— START The data —

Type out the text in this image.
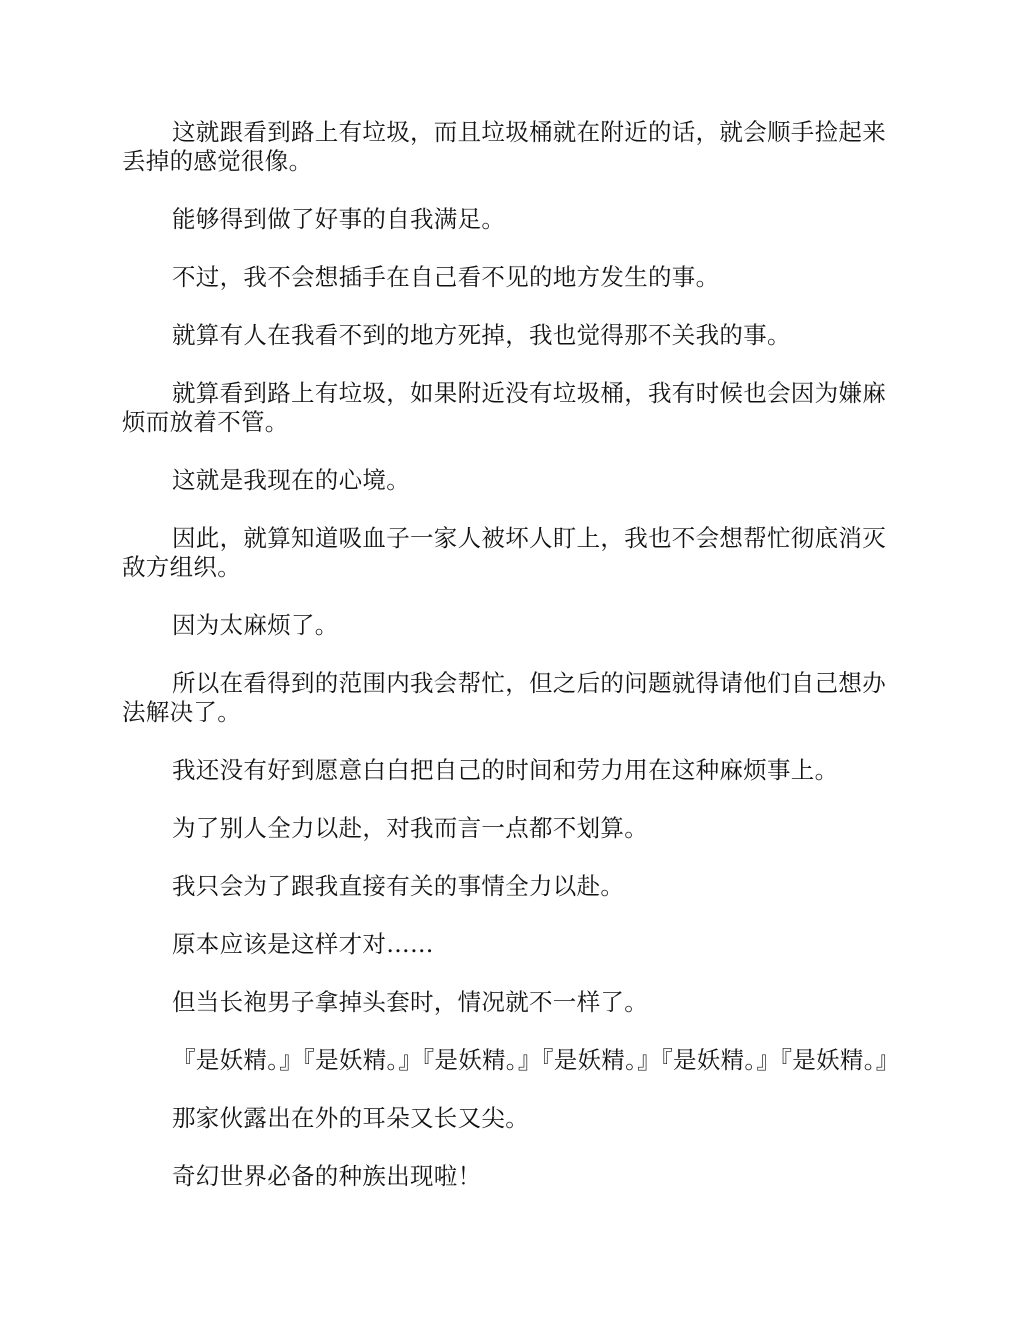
这就跟看到路上有垃圾，而且垃圾桶就在附近的话，就会顺手捡起来丢掉的感觉很像。

能够得到做了好事的自我满足。

不过，我不会想插手在自己看不见的地方发生的事。

就算有人在我看不到的地方死掉，我也觉得那不关我的事。

就算看到路上有垃圾，如果附近没有垃圾桶，我有时候也会因为嫌麻烦而放着不管。

这就是我现在的心境。

因此，就算知道吸血子一家人被坏人盯上，我也不会想帮忙彻底消灭敌方组织。

因为太麻烦了。

所以在看得到的范围内我会帮忙，但之后的问题就得请他们自己想办法解决了。

我还没有好到愿意白白把自己的时间和劳力用在这种麻烦事上。

为了别人全力以赴，对我而言一点都不划算。

我只会为了跟我直接有关的事情全力以赴。

原本应该是这样才对……

但当长袍男子拿掉头套时，情况就不一样了。

『是妖精。』『是妖精。』『是妖精。』『是妖精。』『是妖精。』『是妖精。』

那家伙露出在外的耳朵又长又尖。

奇幻世界必备的种族出现啦！
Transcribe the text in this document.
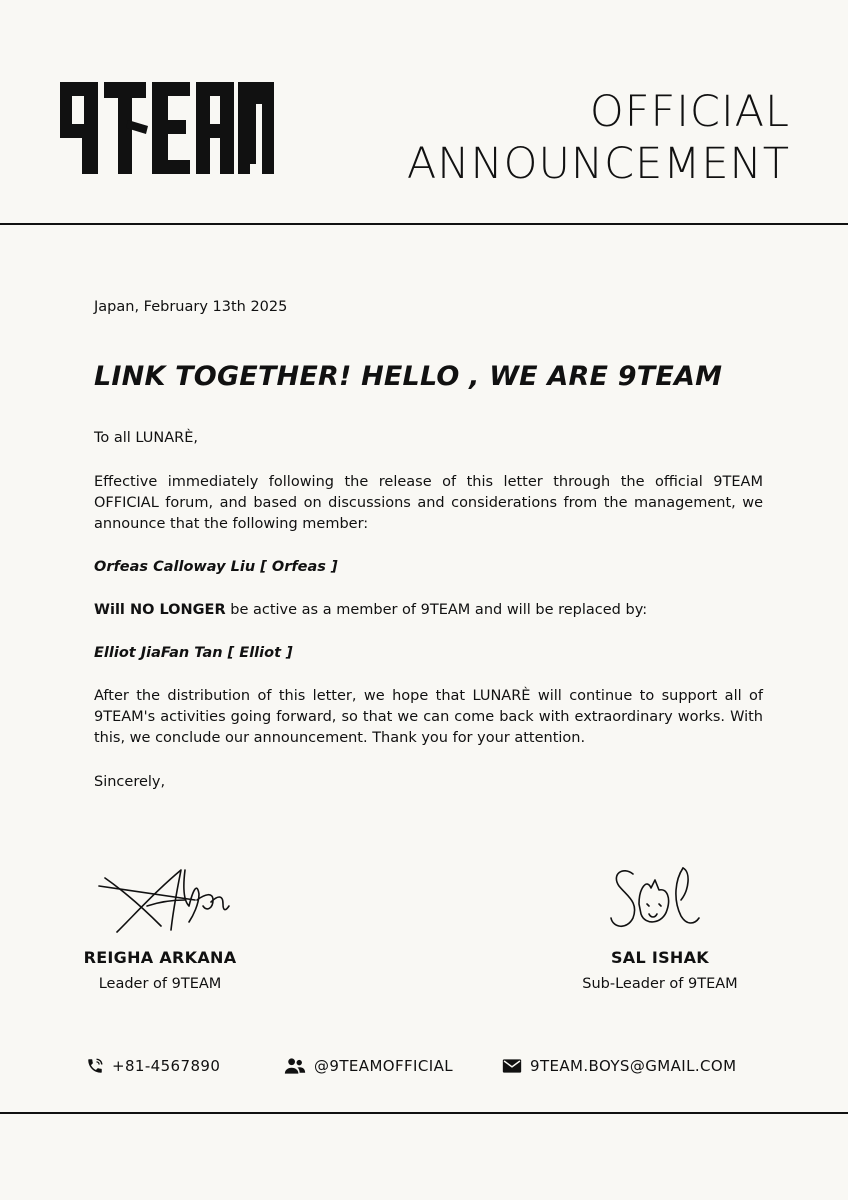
OFFICIAL
ANNOUNCEMENT
Japan, February 13th 2025
LINK TOGETHER! HELLO , WE ARE 9TEAM
To all LUNARÈ,
Effective immediately following the release of this letter through the official 9TEAM OFFICIAL forum, and based on discussions and considerations from the management, we announce that the following member:
Orfeas Calloway Liu [ Orfeas ]
Will NO LONGER be active as a member of 9TEAM and will be replaced by:
Elliot JiaFan Tan [ Elliot ]
After the distribution of this letter, we hope that LUNARÈ will continue to support all of 9TEAM's activities going forward, so that we can come back with extraordinary works. With this, we conclude our announcement. Thank you for your attention.
Sincerely,
REIGHA ARKANA
Leader of 9TEAM
SAL ISHAK
Sub-Leader of 9TEAM
+81-4567890	@9TEAMOFFICIAL	9TEAM.BOYS@GMAIL.COM
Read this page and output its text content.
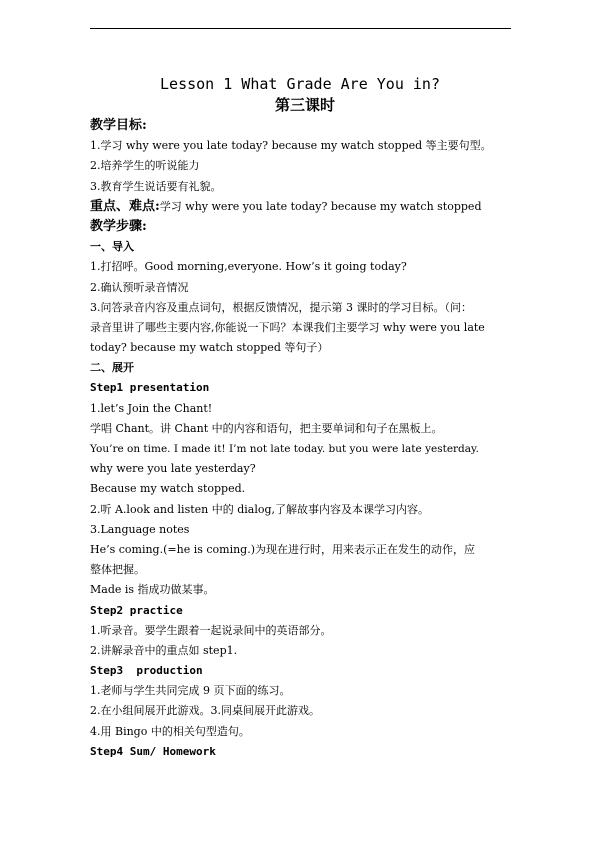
Lesson 1 What Grade Are You in?
第三课时
教学目标:
1.学习 why were you late today? because my watch stopped 等主要句型。
2.培养学生的听说能力
3.教育学生说话要有礼貌。
重点、难点:学习 why were you late today? because my watch stopped
教学步骤:
一、导入
1.打招呼。Good morning,everyone. How’s it going today?
2.确认预听录音情况
3.问答录音内容及重点词句，根据反馈情况，提示第 3 课时的学习目标。（问：
录音里讲了哪些主要内容,你能说一下吗？本课我们主要学习 why were you late
today? because my watch stopped 等句子）
二、展开
Step1 presentation
1.let’s Join the Chant!
学唱 Chant。讲 Chant 中的内容和语句，把主要单词和句子在黑板上。
You’re on time. I made it! I’m not late today. but you were late yesterday.
why were you late yesterday?
Because my watch stopped.
2.听 A.look and listen 中的 dialog,了解故事内容及本课学习内容。
3.Language notes
He’s coming.(=he is coming.)为现在进行时，用来表示正在发生的动作，应
整体把握。
Made is 指成功做某事。
Step2 practice
1.听录音。要学生跟着一起说录间中的英语部分。
2.讲解录音中的重点如 step1.
Step3  production
1.老师与学生共同完成 9 页下面的练习。
2.在小组间展开此游戏。3.同桌间展开此游戏。
4.用 Bingo 中的相关句型造句。
Step4 Sum/ Homework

— END The data —

▶ [What this task involves]
Repeat the preceding records precisely, and leave every picture out of the copy.

▶ [Worked answer]
Type out the text in this image.
这就跟看到路上有垃圾，而且垃圾桶就在附近的话，就会顺手捡起来丢掉的感觉很像。

能够得到做了好事的自我满足。

不过，我不会想插手在自己看不见的地方发生的事。

就算有人在我看不到的地方死掉，我也觉得那不关我的事。

就算看到路上有垃圾，如果附近没有垃圾桶，我有时候也会因为嫌麻烦而放着不管。

这就是我现在的心境。

因此，就算知道吸血子一家人被坏人盯上，我也不会想帮忙彻底消灭敌方组织。

因为太麻烦了。

所以在看得到的范围内我会帮忙，但之后的问题就得请他们自己想办法解决了。

我还没有好到愿意白白把自己的时间和劳力用在这种麻烦事上。

为了别人全力以赴，对我而言一点都不划算。

我只会为了跟我直接有关的事情全力以赴。

原本应该是这样才对……

但当长袍男子拿掉头套时，情况就不一样了。

『是妖精。』『是妖精。』『是妖精。』『是妖精。』『是妖精。』『是妖精。』

那家伙露出在外的耳朵又长又尖。

奇幻世界必备的种族出现啦！
Transcribe the text in this document.
OFFICIAL
ANNOUNCEMENT
Japan, February 13th 2025
LINK TOGETHER! HELLO , WE ARE 9TEAM
To all LUNARÈ,
Effective immediately following the release of this letter through the official 9TEAM OFFICIAL forum, and based on discussions and considerations from the management, we announce that the following member:
Orfeas Calloway Liu [ Orfeas ]
Will NO LONGER be active as a member of 9TEAM and will be replaced by:
Elliot JiaFan Tan [ Elliot ]
After the distribution of this letter, we hope that LUNARÈ will continue to support all of 9TEAM's activities going forward, so that we can come back with extraordinary works. With this, we conclude our announcement. Thank you for your attention.
Sincerely,
REIGHA ARKANA
Leader of 9TEAM
SAL ISHAK
Sub-Leader of 9TEAM
+81-4567890	@9TEAMOFFICIAL	9TEAM.BOYS@GMAIL.COM
Read this page and output its text content.
Lesson 1 What Grade Are You in?
第三课时
教学目标:
1.学习 why were you late today? because my watch stopped 等主要句型。
2.培养学生的听说能力
3.教育学生说话要有礼貌。
重点、难点:学习 why were you late today? because my watch stopped
教学步骤:
一、导入
1.打招呼。Good morning,everyone. How’s it going today?
2.确认预听录音情况
3.问答录音内容及重点词句，根据反馈情况，提示第 3 课时的学习目标。（问：
录音里讲了哪些主要内容,你能说一下吗？本课我们主要学习 why were you late
today? because my watch stopped 等句子）
二、展开
Step1 presentation
1.let’s Join the Chant!
学唱 Chant。讲 Chant 中的内容和语句，把主要单词和句子在黑板上。
You’re on time. I made it! I’m not late today. but you were late yesterday.
why were you late yesterday?
Because my watch stopped.
2.听 A.look and listen 中的 dialog,了解故事内容及本课学习内容。
3.Language notes
He’s coming.(=he is coming.)为现在进行时，用来表示正在发生的动作，应
整体把握。
Made is 指成功做某事。
Step2 practice
1.听录音。要学生跟着一起说录间中的英语部分。
2.讲解录音中的重点如 step1.
Step3  production
1.老师与学生共同完成 9 页下面的练习。
2.在小组间展开此游戏。3.同桌间展开此游戏。
4.用 Bingo 中的相关句型造句。
Step4 Sum/ Homework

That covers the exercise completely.